[Begin Records provided]

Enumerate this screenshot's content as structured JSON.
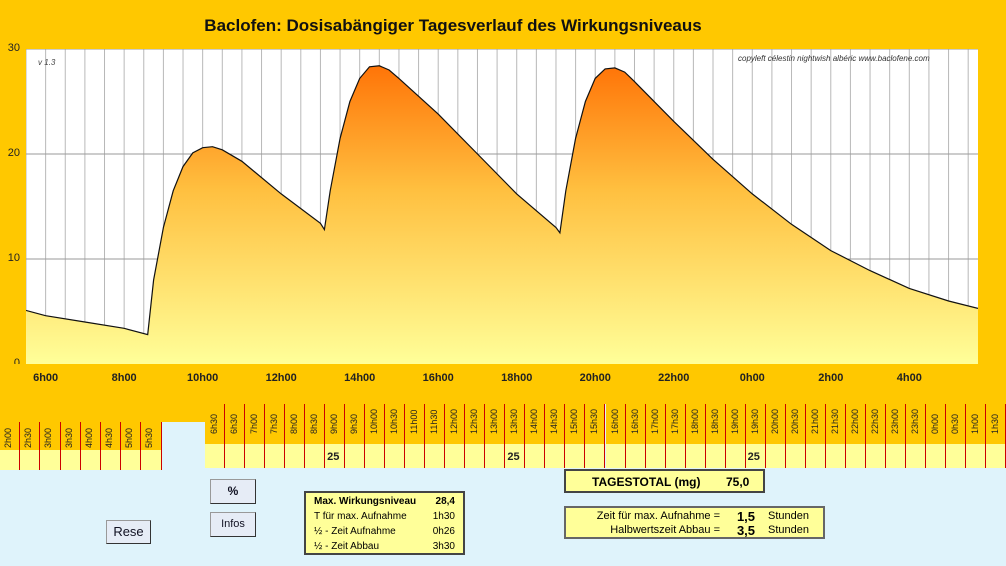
{
  "chart_data": {
    "type": "area",
    "title": "Baclofen: Dosisabängiger Tagesverlauf des Wirkungsniveaus",
    "version": "v 1.3",
    "copyright": "copyleft  célestin  nightwish  albéric  www.baclofene.com",
    "ylim": [
      0,
      30
    ],
    "yticks": [
      0,
      10,
      20,
      30
    ],
    "xlim": [
      5.5,
      29.75
    ],
    "xunit": "hour",
    "xticks": [
      {
        "x": 6,
        "label": "6h00"
      },
      {
        "x": 8,
        "label": "8h00"
      },
      {
        "x": 10,
        "label": "10h00"
      },
      {
        "x": 12,
        "label": "12h00"
      },
      {
        "x": 14,
        "label": "14h00"
      },
      {
        "x": 16,
        "label": "16h00"
      },
      {
        "x": 18,
        "label": "18h00"
      },
      {
        "x": 20,
        "label": "20h00"
      },
      {
        "x": 22,
        "label": "22h00"
      },
      {
        "x": 24,
        "label": "0h00"
      },
      {
        "x": 26,
        "label": "2h00"
      },
      {
        "x": 28,
        "label": "4h00"
      }
    ],
    "grid": true,
    "series": [
      {
        "values_x": [
          5.5,
          6,
          7,
          8,
          8.6,
          8.75,
          9,
          9.25,
          9.5,
          9.75,
          10,
          10.25,
          10.5,
          11,
          12,
          13,
          13.1,
          13.25,
          13.5,
          13.75,
          14,
          14.25,
          14.5,
          14.75,
          15,
          16,
          17,
          18,
          19,
          19.1,
          19.25,
          19.5,
          19.75,
          20,
          20.25,
          20.5,
          20.75,
          21,
          22,
          23,
          24,
          25,
          26,
          27,
          28,
          29,
          29.75
        ],
        "values_y": [
          5.1,
          4.6,
          4.0,
          3.4,
          2.8,
          8.0,
          13.0,
          16.5,
          18.8,
          20.1,
          20.6,
          20.7,
          20.4,
          19.3,
          16.2,
          13.4,
          12.8,
          16.5,
          21.5,
          25.0,
          27.2,
          28.3,
          28.4,
          28.0,
          27.2,
          23.8,
          20.0,
          16.2,
          13.0,
          12.5,
          16.5,
          21.5,
          25.0,
          27.2,
          28.1,
          28.2,
          27.8,
          26.9,
          23.1,
          19.5,
          16.2,
          13.3,
          10.8,
          8.9,
          7.2,
          6.0,
          5.3
        ],
        "gradient_top": "#ff6a00",
        "gradient_bottom": "#ffff99"
      }
    ]
  },
  "schedule": {
    "top_slots": [
      "6h30",
      "6h30",
      "7h00",
      "7h30",
      "8h00",
      "8h30",
      "9h00",
      "9h30",
      "10h00",
      "10h30",
      "11h00",
      "11h30",
      "12h00",
      "12h30",
      "13h00",
      "13h30",
      "14h00",
      "14h30",
      "15h00",
      "15h30",
      "16h00",
      "16h30",
      "17h00",
      "17h30",
      "18h00",
      "18h30",
      "19h00",
      "19h30",
      "20h00",
      "20h30",
      "21h00",
      "21h30",
      "22h00",
      "22h30",
      "23h00",
      "23h30",
      "0h00",
      "0h30",
      "1h00",
      "1h30"
    ],
    "left_slots": [
      "2h00",
      "2h30",
      "3h00",
      "3h30",
      "4h00",
      "4h30",
      "5h00",
      "5h30"
    ],
    "doses": [
      {
        "col": 6,
        "value": "25"
      },
      {
        "col": 15,
        "value": "25"
      },
      {
        "col": 27,
        "value": "25"
      }
    ]
  },
  "buttons": {
    "percent": "%",
    "infos": "Infos",
    "reset": "Rese"
  },
  "stats": {
    "max_level_label": "Max. Wirkungsniveau",
    "max_level_value": "28,4",
    "t_max_label": "T für max. Aufnahme",
    "t_max_value": "1h30",
    "half_absorb_label": "½ - Zeit Aufnahme",
    "half_absorb_value": "0h26",
    "half_elim_label": "½ - Zeit Abbau",
    "half_elim_value": "3h30"
  },
  "total": {
    "label": "TAGESTOTAL (mg)",
    "value": "75,0"
  },
  "params": {
    "absorb_label": "Zeit für max. Aufnahme  =",
    "absorb_value": "1,5",
    "absorb_unit": "Stunden",
    "halflife_label": "Halbwertszeit Abbau  =",
    "halflife_value": "3,5",
    "halflife_unit": "Stunden"
  }
}
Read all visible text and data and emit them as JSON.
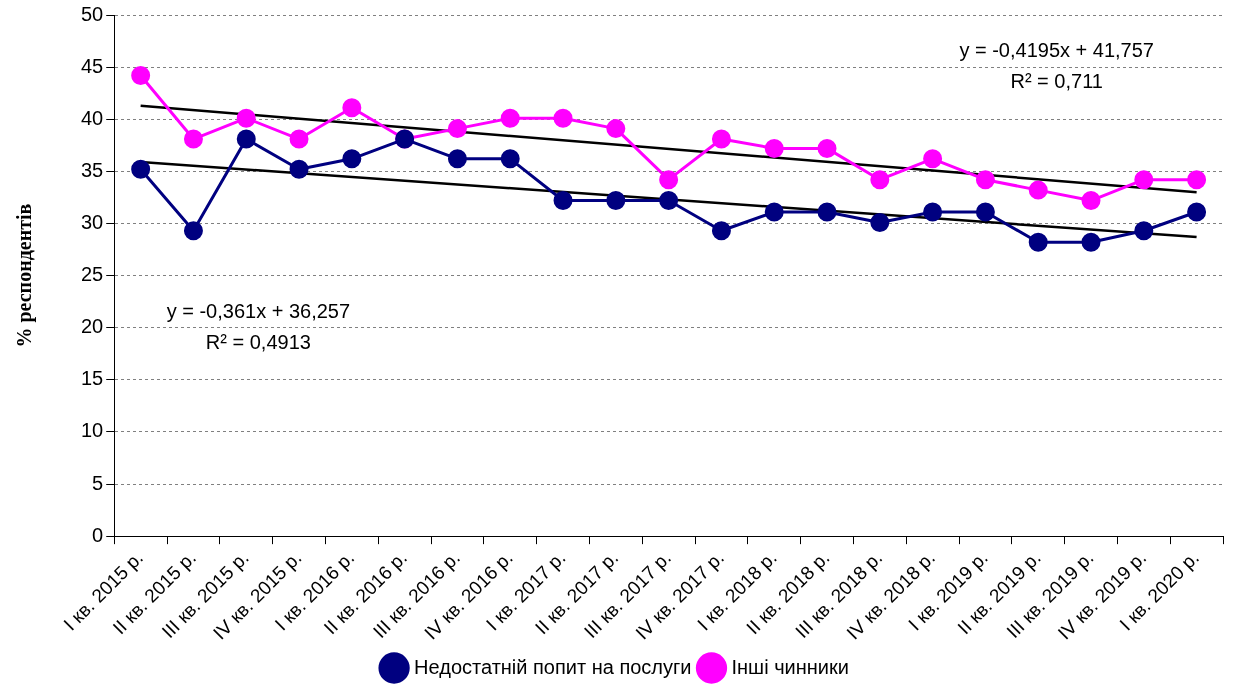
{
  "chart_data": {
    "type": "line",
    "ylabel": "% респондентів",
    "categories": [
      "I кв. 2015 р.",
      "II кв. 2015 р.",
      "III кв. 2015 р.",
      "IV кв. 2015 р.",
      "I кв. 2016 р.",
      "II кв. 2016 р.",
      "III кв. 2016 р.",
      "IV кв. 2016 р.",
      "I кв. 2017 р.",
      "II кв. 2017 р.",
      "III кв. 2017 р.",
      "IV кв. 2017 р.",
      "I кв. 2018 р.",
      "II кв. 2018 р.",
      "III кв. 2018 р.",
      "IV кв. 2018 р.",
      "I кв. 2019 р.",
      "II кв. 2019 р.",
      "III кв. 2019 р.",
      "IV кв. 2019 р.",
      "I кв. 2020 р."
    ],
    "series": [
      {
        "name": "Недостатній попит на послуги",
        "color": "#000080",
        "values": [
          35.2,
          29.3,
          38.1,
          35.2,
          36.2,
          38.1,
          36.2,
          36.2,
          32.2,
          32.2,
          32.2,
          29.3,
          31.1,
          31.1,
          30.1,
          31.1,
          31.1,
          28.2,
          28.2,
          29.3,
          31.1
        ]
      },
      {
        "name": "Інші чинники",
        "color": "#ff00ff",
        "values": [
          44.2,
          38.1,
          40.1,
          38.1,
          41.1,
          38.1,
          39.1,
          40.1,
          40.1,
          39.1,
          34.2,
          38.1,
          37.2,
          37.2,
          34.2,
          36.2,
          34.2,
          33.2,
          32.2,
          34.2,
          34.2
        ]
      },
      {
        "type": "line",
        "color": "#000000",
        "marker": "none",
        "x": [
          "I кв. 2015 р.",
          "I кв. 2020 р."
        ],
        "values": [
          35.9,
          28.7
        ]
      },
      {
        "type": "line",
        "color": "#000000",
        "marker": "none",
        "x": [
          "I кв. 2015 р.",
          "I кв. 2020 р."
        ],
        "values": [
          41.3,
          33.0
        ]
      }
    ],
    "ylim": [
      0,
      50
    ],
    "yticks": [
      0,
      5,
      10,
      15,
      20,
      25,
      30,
      35,
      40,
      45,
      50
    ],
    "grid": "y",
    "legend": "bottom",
    "marker": "circle",
    "line_style": "solid",
    "annotations": [
      "y = -0,4195x + 41,757",
      "R² = 0,711",
      "y = -0,361x + 36,257",
      "R² = 0,4913"
    ]
  }
}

[End Records provided]

* Your objective
Find all lines where the word "color" appears. Copy them.

* Answer for the task
        "color": "#000080",
        "color": "#ff00ff",
        "color": "#000000",
        "color": "#000000",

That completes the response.